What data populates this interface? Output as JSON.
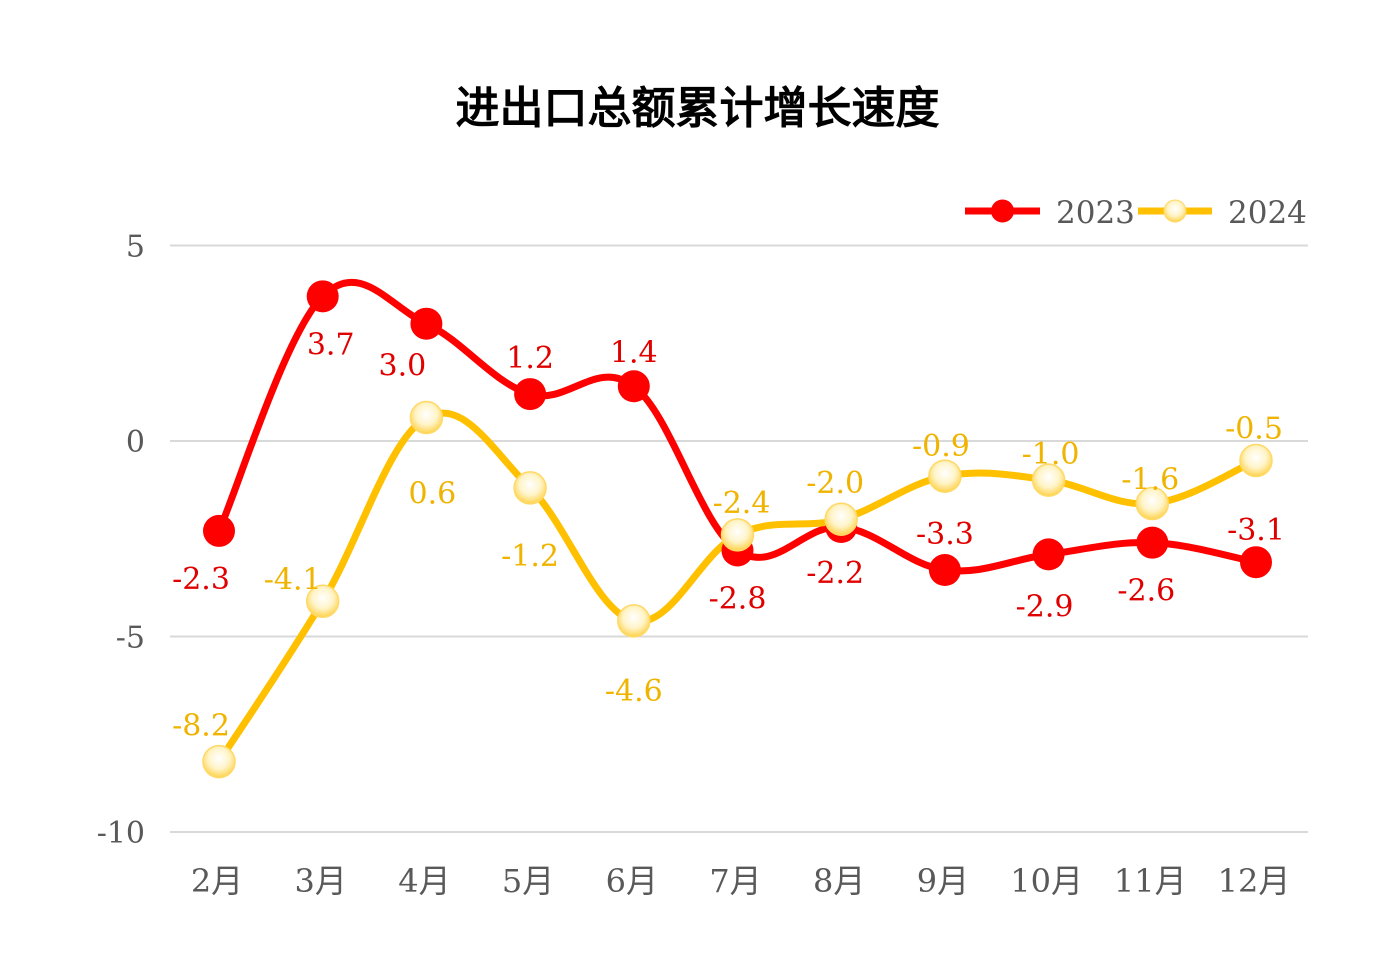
{
  "chart_data": {
    "type": "line",
    "title": "进出口总额累计增长速度",
    "xlabel": "",
    "ylabel": "",
    "categories": [
      "2月",
      "3月",
      "4月",
      "5月",
      "6月",
      "7月",
      "8月",
      "9月",
      "10月",
      "11月",
      "12月"
    ],
    "ylim": [
      -10,
      5
    ],
    "yticks": [
      5,
      0,
      -5,
      -10
    ],
    "ytick_labels": [
      "5",
      "0",
      "-5",
      "-10"
    ],
    "grid": true,
    "smooth": true,
    "legend_position": "top-right",
    "series": [
      {
        "name": "2023",
        "color": "#ff0000",
        "label_color": "#e00000",
        "values": [
          -2.3,
          3.7,
          3.0,
          1.2,
          1.4,
          -2.8,
          -2.2,
          -3.3,
          -2.9,
          -2.6,
          -3.1
        ],
        "labels": [
          "-2.3",
          "3.7",
          "3.0",
          "1.2",
          "1.4",
          "-2.8",
          "-2.2",
          "-3.3",
          "-2.9",
          "-2.6",
          "-3.1"
        ]
      },
      {
        "name": "2024",
        "color": "#ffc000",
        "label_color": "#f0b400",
        "values": [
          -8.2,
          -4.1,
          0.6,
          -1.2,
          -4.6,
          -2.4,
          -2.0,
          -0.9,
          -1.0,
          -1.6,
          -0.5
        ],
        "labels": [
          "-8.2",
          "-4.1",
          "0.6",
          "-1.2",
          "-4.6",
          "-2.4",
          "-2.0",
          "-0.9",
          "-1.0",
          "-1.6",
          "-0.5"
        ]
      }
    ]
  }
}
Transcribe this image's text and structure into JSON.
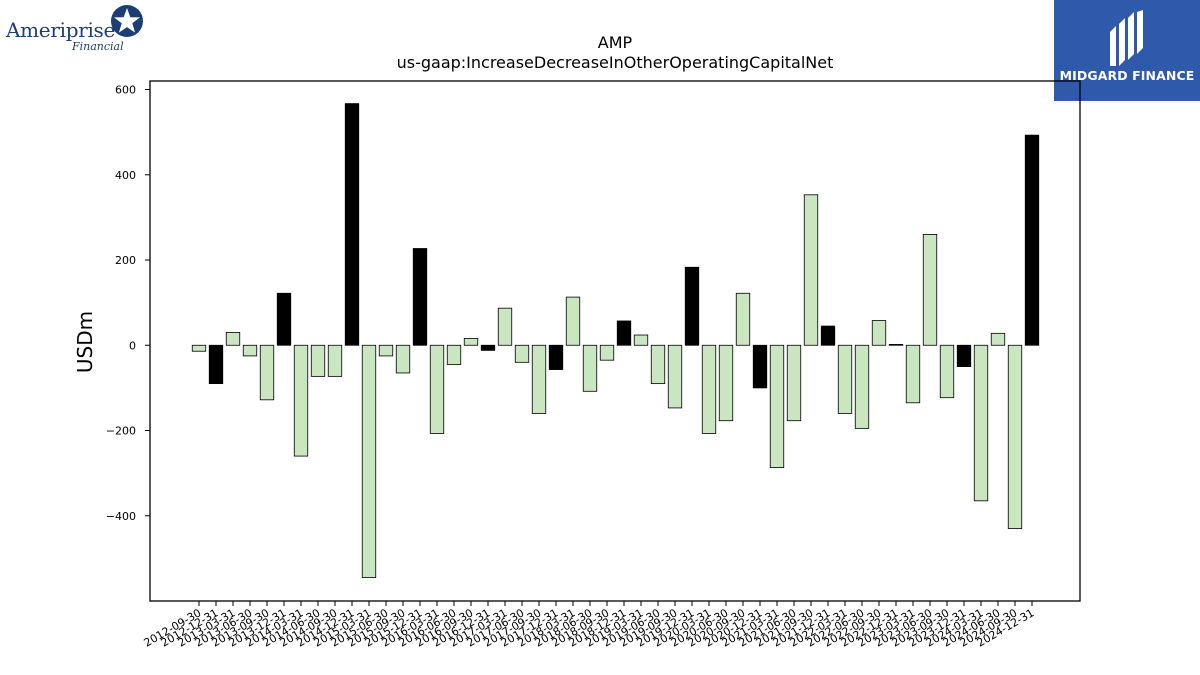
{
  "logos": {
    "left_brand": "Ameriprise",
    "left_sub": "Financial",
    "right_brand": "MIDGARD FINANCE"
  },
  "colors": {
    "positive_fill": "#000000",
    "negative_fill": "#c9e6c0",
    "bar_edge": "#000000",
    "right_logo_bg": "#2f59ab"
  },
  "chart_data": {
    "type": "bar",
    "title": "AMP",
    "subtitle": "us-gaap:IncreaseDecreaseInOtherOperatingCapitalNet",
    "xlabel": "",
    "ylabel": "USDm",
    "ylim": [
      -600,
      620
    ],
    "yticks": [
      -400,
      -200,
      0,
      200,
      400,
      600
    ],
    "grid": false,
    "categories": [
      "2012-09-30",
      "2012-12-31",
      "2013-03-31",
      "2013-06-30",
      "2013-09-30",
      "2013-12-31",
      "2014-03-31",
      "2014-06-30",
      "2014-09-30",
      "2014-12-31",
      "2015-03-31",
      "2015-06-30",
      "2015-09-30",
      "2015-12-31",
      "2016-03-31",
      "2016-06-30",
      "2016-09-30",
      "2016-12-31",
      "2017-03-31",
      "2017-06-30",
      "2017-09-30",
      "2017-12-31",
      "2018-03-31",
      "2018-06-30",
      "2018-09-30",
      "2018-12-31",
      "2019-03-31",
      "2019-06-30",
      "2019-09-30",
      "2019-12-31",
      "2020-03-31",
      "2020-06-30",
      "2020-09-30",
      "2020-12-31",
      "2021-03-31",
      "2021-06-30",
      "2021-09-30",
      "2021-12-31",
      "2022-03-31",
      "2022-06-30",
      "2022-09-30",
      "2022-12-31",
      "2023-03-31",
      "2023-06-30",
      "2023-09-30",
      "2023-12-31",
      "2024-03-31",
      "2024-06-30",
      "2024-09-30",
      "2024-12-31"
    ],
    "values": [
      -14,
      -90,
      30,
      -25,
      -128,
      122,
      -260,
      -73,
      -73,
      567,
      -545,
      -25,
      -65,
      227,
      -207,
      -45,
      16,
      -12,
      87,
      -40,
      -160,
      -57,
      113,
      -108,
      -35,
      57,
      24,
      -90,
      -147,
      183,
      -207,
      -177,
      122,
      -100,
      -287,
      -177,
      353,
      45,
      -160,
      -195,
      58,
      2,
      -135,
      260,
      -123,
      -50,
      -365,
      28,
      -430,
      493
    ],
    "value_colors": [
      "negative_fill",
      "positive_fill",
      "negative_fill",
      "negative_fill",
      "negative_fill",
      "positive_fill",
      "negative_fill",
      "negative_fill",
      "negative_fill",
      "positive_fill",
      "negative_fill",
      "negative_fill",
      "negative_fill",
      "positive_fill",
      "negative_fill",
      "negative_fill",
      "negative_fill",
      "positive_fill",
      "negative_fill",
      "negative_fill",
      "negative_fill",
      "positive_fill",
      "negative_fill",
      "negative_fill",
      "negative_fill",
      "positive_fill",
      "negative_fill",
      "negative_fill",
      "negative_fill",
      "positive_fill",
      "negative_fill",
      "negative_fill",
      "negative_fill",
      "positive_fill",
      "negative_fill",
      "negative_fill",
      "negative_fill",
      "positive_fill",
      "negative_fill",
      "negative_fill",
      "negative_fill",
      "positive_fill",
      "negative_fill",
      "negative_fill",
      "negative_fill",
      "positive_fill",
      "negative_fill",
      "negative_fill",
      "negative_fill",
      "positive_fill"
    ]
  }
}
-*-*-
**Prompt**
Write out each line again precisely as it appears, skipping every picture.

**The output**
What data populates this interface? Output as JSON.
{
  "chart_data": {
    "type": "line",
    "title": "进出口总额累计增长速度",
    "xlabel": "",
    "ylabel": "",
    "categories": [
      "2月",
      "3月",
      "4月",
      "5月",
      "6月",
      "7月",
      "8月",
      "9月",
      "10月",
      "11月",
      "12月"
    ],
    "ylim": [
      -10,
      5
    ],
    "yticks": [
      5,
      0,
      -5,
      -10
    ],
    "ytick_labels": [
      "5",
      "0",
      "-5",
      "-10"
    ],
    "grid": true,
    "smooth": true,
    "legend_position": "top-right",
    "series": [
      {
        "name": "2023",
        "color": "#ff0000",
        "label_color": "#e00000",
        "values": [
          -2.3,
          3.7,
          3.0,
          1.2,
          1.4,
          -2.8,
          -2.2,
          -3.3,
          -2.9,
          -2.6,
          -3.1
        ],
        "labels": [
          "-2.3",
          "3.7",
          "3.0",
          "1.2",
          "1.4",
          "-2.8",
          "-2.2",
          "-3.3",
          "-2.9",
          "-2.6",
          "-3.1"
        ]
      },
      {
        "name": "2024",
        "color": "#ffc000",
        "label_color": "#f0b400",
        "values": [
          -8.2,
          -4.1,
          0.6,
          -1.2,
          -4.6,
          -2.4,
          -2.0,
          -0.9,
          -1.0,
          -1.6,
          -0.5
        ],
        "labels": [
          "-8.2",
          "-4.1",
          "0.6",
          "-1.2",
          "-4.6",
          "-2.4",
          "-2.0",
          "-0.9",
          "-1.0",
          "-1.6",
          "-0.5"
        ]
      }
    ]
  }
}
Transcribe this image's text and structure into JSON.
{
  "logos": {
    "left_brand": "Ameriprise",
    "left_sub": "Financial",
    "right_brand": "MIDGARD FINANCE"
  },
  "colors": {
    "positive_fill": "#000000",
    "negative_fill": "#c9e6c0",
    "bar_edge": "#000000",
    "right_logo_bg": "#2f59ab"
  },
  "chart_data": {
    "type": "bar",
    "title": "AMP",
    "subtitle": "us-gaap:IncreaseDecreaseInOtherOperatingCapitalNet",
    "xlabel": "",
    "ylabel": "USDm",
    "ylim": [
      -600,
      620
    ],
    "yticks": [
      -400,
      -200,
      0,
      200,
      400,
      600
    ],
    "grid": false,
    "categories": [
      "2012-09-30",
      "2012-12-31",
      "2013-03-31",
      "2013-06-30",
      "2013-09-30",
      "2013-12-31",
      "2014-03-31",
      "2014-06-30",
      "2014-09-30",
      "2014-12-31",
      "2015-03-31",
      "2015-06-30",
      "2015-09-30",
      "2015-12-31",
      "2016-03-31",
      "2016-06-30",
      "2016-09-30",
      "2016-12-31",
      "2017-03-31",
      "2017-06-30",
      "2017-09-30",
      "2017-12-31",
      "2018-03-31",
      "2018-06-30",
      "2018-09-30",
      "2018-12-31",
      "2019-03-31",
      "2019-06-30",
      "2019-09-30",
      "2019-12-31",
      "2020-03-31",
      "2020-06-30",
      "2020-09-30",
      "2020-12-31",
      "2021-03-31",
      "2021-06-30",
      "2021-09-30",
      "2021-12-31",
      "2022-03-31",
      "2022-06-30",
      "2022-09-30",
      "2022-12-31",
      "2023-03-31",
      "2023-06-30",
      "2023-09-30",
      "2023-12-31",
      "2024-03-31",
      "2024-06-30",
      "2024-09-30",
      "2024-12-31"
    ],
    "values": [
      -14,
      -90,
      30,
      -25,
      -128,
      122,
      -260,
      -73,
      -73,
      567,
      -545,
      -25,
      -65,
      227,
      -207,
      -45,
      16,
      -12,
      87,
      -40,
      -160,
      -57,
      113,
      -108,
      -35,
      57,
      24,
      -90,
      -147,
      183,
      -207,
      -177,
      122,
      -100,
      -287,
      -177,
      353,
      45,
      -160,
      -195,
      58,
      2,
      -135,
      260,
      -123,
      -50,
      -365,
      28,
      -430,
      493
    ],
    "value_colors": [
      "negative_fill",
      "positive_fill",
      "negative_fill",
      "negative_fill",
      "negative_fill",
      "positive_fill",
      "negative_fill",
      "negative_fill",
      "negative_fill",
      "positive_fill",
      "negative_fill",
      "negative_fill",
      "negative_fill",
      "positive_fill",
      "negative_fill",
      "negative_fill",
      "negative_fill",
      "positive_fill",
      "negative_fill",
      "negative_fill",
      "negative_fill",
      "positive_fill",
      "negative_fill",
      "negative_fill",
      "negative_fill",
      "positive_fill",
      "negative_fill",
      "negative_fill",
      "negative_fill",
      "positive_fill",
      "negative_fill",
      "negative_fill",
      "negative_fill",
      "positive_fill",
      "negative_fill",
      "negative_fill",
      "negative_fill",
      "positive_fill",
      "negative_fill",
      "negative_fill",
      "negative_fill",
      "positive_fill",
      "negative_fill",
      "negative_fill",
      "negative_fill",
      "positive_fill",
      "negative_fill",
      "negative_fill",
      "negative_fill",
      "positive_fill"
    ]
  }
}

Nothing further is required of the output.